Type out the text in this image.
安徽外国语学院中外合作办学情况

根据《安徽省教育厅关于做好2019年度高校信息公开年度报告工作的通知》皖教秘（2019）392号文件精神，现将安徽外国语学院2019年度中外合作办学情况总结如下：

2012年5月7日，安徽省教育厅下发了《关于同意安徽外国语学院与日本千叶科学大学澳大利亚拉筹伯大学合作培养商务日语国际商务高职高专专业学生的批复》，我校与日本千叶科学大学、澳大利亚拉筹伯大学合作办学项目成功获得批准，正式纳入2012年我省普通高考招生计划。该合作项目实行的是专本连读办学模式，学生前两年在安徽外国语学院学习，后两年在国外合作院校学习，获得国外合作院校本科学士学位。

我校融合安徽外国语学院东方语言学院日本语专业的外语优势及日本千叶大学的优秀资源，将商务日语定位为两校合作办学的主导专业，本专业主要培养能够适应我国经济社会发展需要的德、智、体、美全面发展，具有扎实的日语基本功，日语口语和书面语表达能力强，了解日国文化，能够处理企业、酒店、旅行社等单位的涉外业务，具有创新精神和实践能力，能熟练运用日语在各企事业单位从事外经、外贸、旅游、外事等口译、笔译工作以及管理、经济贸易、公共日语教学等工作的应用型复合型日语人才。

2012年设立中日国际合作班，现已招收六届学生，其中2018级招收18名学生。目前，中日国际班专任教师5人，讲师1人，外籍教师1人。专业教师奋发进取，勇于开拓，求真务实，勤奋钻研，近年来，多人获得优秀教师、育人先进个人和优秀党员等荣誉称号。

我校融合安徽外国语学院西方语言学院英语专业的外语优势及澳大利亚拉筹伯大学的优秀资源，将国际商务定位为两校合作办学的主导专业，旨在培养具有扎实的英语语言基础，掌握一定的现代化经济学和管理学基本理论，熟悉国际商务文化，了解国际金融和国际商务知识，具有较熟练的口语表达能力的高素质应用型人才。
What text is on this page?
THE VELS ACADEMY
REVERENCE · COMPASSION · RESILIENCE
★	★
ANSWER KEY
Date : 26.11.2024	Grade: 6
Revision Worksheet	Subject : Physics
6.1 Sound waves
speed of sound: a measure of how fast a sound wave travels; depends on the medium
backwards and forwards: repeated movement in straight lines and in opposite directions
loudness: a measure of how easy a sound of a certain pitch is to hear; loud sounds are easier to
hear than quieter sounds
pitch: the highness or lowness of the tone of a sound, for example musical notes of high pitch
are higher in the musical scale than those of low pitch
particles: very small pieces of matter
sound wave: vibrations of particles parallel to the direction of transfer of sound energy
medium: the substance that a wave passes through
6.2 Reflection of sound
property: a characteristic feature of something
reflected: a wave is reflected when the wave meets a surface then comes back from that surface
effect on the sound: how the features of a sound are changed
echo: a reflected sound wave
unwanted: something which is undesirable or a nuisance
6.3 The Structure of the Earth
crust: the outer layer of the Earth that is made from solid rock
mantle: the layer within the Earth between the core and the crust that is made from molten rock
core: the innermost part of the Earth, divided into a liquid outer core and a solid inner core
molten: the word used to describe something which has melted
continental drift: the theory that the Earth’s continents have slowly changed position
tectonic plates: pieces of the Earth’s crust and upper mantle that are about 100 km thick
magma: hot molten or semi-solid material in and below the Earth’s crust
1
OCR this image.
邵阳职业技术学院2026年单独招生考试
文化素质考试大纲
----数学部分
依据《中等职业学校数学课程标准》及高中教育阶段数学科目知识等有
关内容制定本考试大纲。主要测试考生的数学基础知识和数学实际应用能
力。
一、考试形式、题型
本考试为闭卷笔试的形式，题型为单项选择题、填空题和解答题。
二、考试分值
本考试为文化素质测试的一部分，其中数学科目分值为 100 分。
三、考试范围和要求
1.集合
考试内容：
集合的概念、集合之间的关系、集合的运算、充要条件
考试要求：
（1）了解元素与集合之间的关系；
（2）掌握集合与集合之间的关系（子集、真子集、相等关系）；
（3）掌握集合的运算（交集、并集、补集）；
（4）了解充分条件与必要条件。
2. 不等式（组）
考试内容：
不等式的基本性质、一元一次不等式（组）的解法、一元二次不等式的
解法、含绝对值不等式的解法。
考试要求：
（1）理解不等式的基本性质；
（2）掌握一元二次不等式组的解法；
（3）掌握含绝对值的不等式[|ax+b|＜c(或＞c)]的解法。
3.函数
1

**INSTRUCTIONS TO FOLLOW:**
Select every line in the records above that contains the word "pitch".

**RESPONSE BELOW:**
loudness: a measure of how easy a sound of a certain pitch is to hear; loud sounds are easier to
pitch: the highness or lowness of the tone of a sound, for example musical notes of high pitch
are higher in the musical scale than those of low pitch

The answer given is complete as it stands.